» **Dataset rows**:

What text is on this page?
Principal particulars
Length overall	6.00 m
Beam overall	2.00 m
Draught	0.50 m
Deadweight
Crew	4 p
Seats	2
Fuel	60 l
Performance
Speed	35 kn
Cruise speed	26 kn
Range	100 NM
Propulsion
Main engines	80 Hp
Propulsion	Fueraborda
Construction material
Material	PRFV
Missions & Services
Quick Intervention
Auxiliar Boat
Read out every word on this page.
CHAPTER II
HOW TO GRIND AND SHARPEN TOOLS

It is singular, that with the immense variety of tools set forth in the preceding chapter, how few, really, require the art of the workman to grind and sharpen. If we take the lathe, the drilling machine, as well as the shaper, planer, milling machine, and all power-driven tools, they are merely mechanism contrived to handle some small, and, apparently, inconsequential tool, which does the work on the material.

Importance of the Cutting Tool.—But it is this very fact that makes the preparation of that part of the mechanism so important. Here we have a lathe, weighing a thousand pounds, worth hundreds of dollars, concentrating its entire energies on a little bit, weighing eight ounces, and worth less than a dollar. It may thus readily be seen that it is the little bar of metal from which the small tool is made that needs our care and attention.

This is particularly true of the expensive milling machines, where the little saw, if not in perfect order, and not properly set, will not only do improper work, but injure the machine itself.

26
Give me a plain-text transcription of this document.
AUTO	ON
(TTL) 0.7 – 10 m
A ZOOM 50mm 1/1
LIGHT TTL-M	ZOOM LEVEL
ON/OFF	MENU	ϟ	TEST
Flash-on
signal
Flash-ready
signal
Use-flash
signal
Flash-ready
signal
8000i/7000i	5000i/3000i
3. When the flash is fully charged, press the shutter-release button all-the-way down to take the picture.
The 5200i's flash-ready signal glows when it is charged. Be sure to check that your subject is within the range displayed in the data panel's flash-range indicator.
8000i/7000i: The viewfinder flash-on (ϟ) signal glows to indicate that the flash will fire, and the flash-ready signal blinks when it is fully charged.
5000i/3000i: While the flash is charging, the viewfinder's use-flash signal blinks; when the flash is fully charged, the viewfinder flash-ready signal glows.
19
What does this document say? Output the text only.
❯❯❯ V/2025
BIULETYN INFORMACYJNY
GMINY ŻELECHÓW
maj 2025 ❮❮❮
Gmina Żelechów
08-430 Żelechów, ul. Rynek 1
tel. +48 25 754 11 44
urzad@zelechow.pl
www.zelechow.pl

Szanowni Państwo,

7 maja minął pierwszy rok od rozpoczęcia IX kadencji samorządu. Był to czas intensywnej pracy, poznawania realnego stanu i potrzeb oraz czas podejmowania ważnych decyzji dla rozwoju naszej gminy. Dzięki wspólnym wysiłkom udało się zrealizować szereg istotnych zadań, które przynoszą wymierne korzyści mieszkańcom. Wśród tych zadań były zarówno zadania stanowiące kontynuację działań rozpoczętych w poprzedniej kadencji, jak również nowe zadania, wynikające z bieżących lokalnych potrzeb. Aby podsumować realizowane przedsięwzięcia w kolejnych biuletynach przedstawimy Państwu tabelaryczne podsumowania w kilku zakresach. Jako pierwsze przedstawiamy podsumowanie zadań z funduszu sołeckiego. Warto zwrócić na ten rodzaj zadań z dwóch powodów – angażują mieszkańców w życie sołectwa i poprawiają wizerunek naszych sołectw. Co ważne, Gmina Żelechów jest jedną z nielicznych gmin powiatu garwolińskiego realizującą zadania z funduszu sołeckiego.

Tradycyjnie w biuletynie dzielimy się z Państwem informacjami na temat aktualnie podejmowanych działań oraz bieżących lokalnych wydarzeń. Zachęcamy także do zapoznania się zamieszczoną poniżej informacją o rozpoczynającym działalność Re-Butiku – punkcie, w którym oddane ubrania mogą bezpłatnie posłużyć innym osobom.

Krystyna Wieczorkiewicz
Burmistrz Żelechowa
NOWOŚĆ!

» **Instructions for the task**: Transcribe all of the material exactly. Omit nothing.

» **Result of the task**:
What text is on this page?
Principal particulars
Length overall	6.00 m
Beam overall	2.00 m
Draught	0.50 m
Deadweight
Crew	4 p
Seats	2
Fuel	60 l
Performance
Speed	35 kn
Cruise speed	26 kn
Range	100 NM
Propulsion
Main engines	80 Hp
Propulsion	Fueraborda
Construction material
Material	PRFV
Missions & Services
Quick Intervention
Auxiliar Boat
Read out every word on this page.
CHAPTER II
HOW TO GRIND AND SHARPEN TOOLS

It is singular, that with the immense variety of tools set forth in the preceding chapter, how few, really, require the art of the workman to grind and sharpen. If we take the lathe, the drilling machine, as well as the shaper, planer, milling machine, and all power-driven tools, they are merely mechanism contrived to handle some small, and, apparently, inconsequential tool, which does the work on the material.

Importance of the Cutting Tool.—But it is this very fact that makes the preparation of that part of the mechanism so important. Here we have a lathe, weighing a thousand pounds, worth hundreds of dollars, concentrating its entire energies on a little bit, weighing eight ounces, and worth less than a dollar. It may thus readily be seen that it is the little bar of metal from which the small tool is made that needs our care and attention.

This is particularly true of the expensive milling machines, where the little saw, if not in perfect order, and not properly set, will not only do improper work, but injure the machine itself.

26
Give me a plain-text transcription of this document.
AUTO	ON
(TTL) 0.7 – 10 m
A ZOOM 50mm 1/1
LIGHT TTL-M	ZOOM LEVEL
ON/OFF	MENU	ϟ	TEST
Flash-on
signal
Flash-ready
signal
Use-flash
signal
Flash-ready
signal
8000i/7000i	5000i/3000i
3. When the flash is fully charged, press the shutter-release button all-the-way down to take the picture.
The 5200i's flash-ready signal glows when it is charged. Be sure to check that your subject is within the range displayed in the data panel's flash-range indicator.
8000i/7000i: The viewfinder flash-on (ϟ) signal glows to indicate that the flash will fire, and the flash-ready signal blinks when it is fully charged.
5000i/3000i: While the flash is charging, the viewfinder's use-flash signal blinks; when the flash is fully charged, the viewfinder flash-ready signal glows.
19
What does this document say? Output the text only.
❯❯❯ V/2025
BIULETYN INFORMACYJNY
GMINY ŻELECHÓW
maj 2025 ❮❮❮
Gmina Żelechów
08-430 Żelechów, ul. Rynek 1
tel. +48 25 754 11 44
urzad@zelechow.pl
www.zelechow.pl

Szanowni Państwo,

7 maja minął pierwszy rok od rozpoczęcia IX kadencji samorządu. Był to czas intensywnej pracy, poznawania realnego stanu i potrzeb oraz czas podejmowania ważnych decyzji dla rozwoju naszej gminy. Dzięki wspólnym wysiłkom udało się zrealizować szereg istotnych zadań, które przynoszą wymierne korzyści mieszkańcom. Wśród tych zadań były zarówno zadania stanowiące kontynuację działań rozpoczętych w poprzedniej kadencji, jak również nowe zadania, wynikające z bieżących lokalnych potrzeb. Aby podsumować realizowane przedsięwzięcia w kolejnych biuletynach przedstawimy Państwu tabelaryczne podsumowania w kilku zakresach. Jako pierwsze przedstawiamy podsumowanie zadań z funduszu sołeckiego. Warto zwrócić na ten rodzaj zadań z dwóch powodów – angażują mieszkańców w życie sołectwa i poprawiają wizerunek naszych sołectw. Co ważne, Gmina Żelechów jest jedną z nielicznych gmin powiatu garwolińskiego realizującą zadania z funduszu sołeckiego.

Tradycyjnie w biuletynie dzielimy się z Państwem informacjami na temat aktualnie podejmowanych działań oraz bieżących lokalnych wydarzeń. Zachęcamy także do zapoznania się zamieszczoną poniżej informacją o rozpoczynającym działalność Re-Butiku – punkcie, w którym oddane ubrania mogą bezpłatnie posłużyć innym osobom.

Krystyna Wieczorkiewicz
Burmistrz Żelechowa
NOWOŚĆ!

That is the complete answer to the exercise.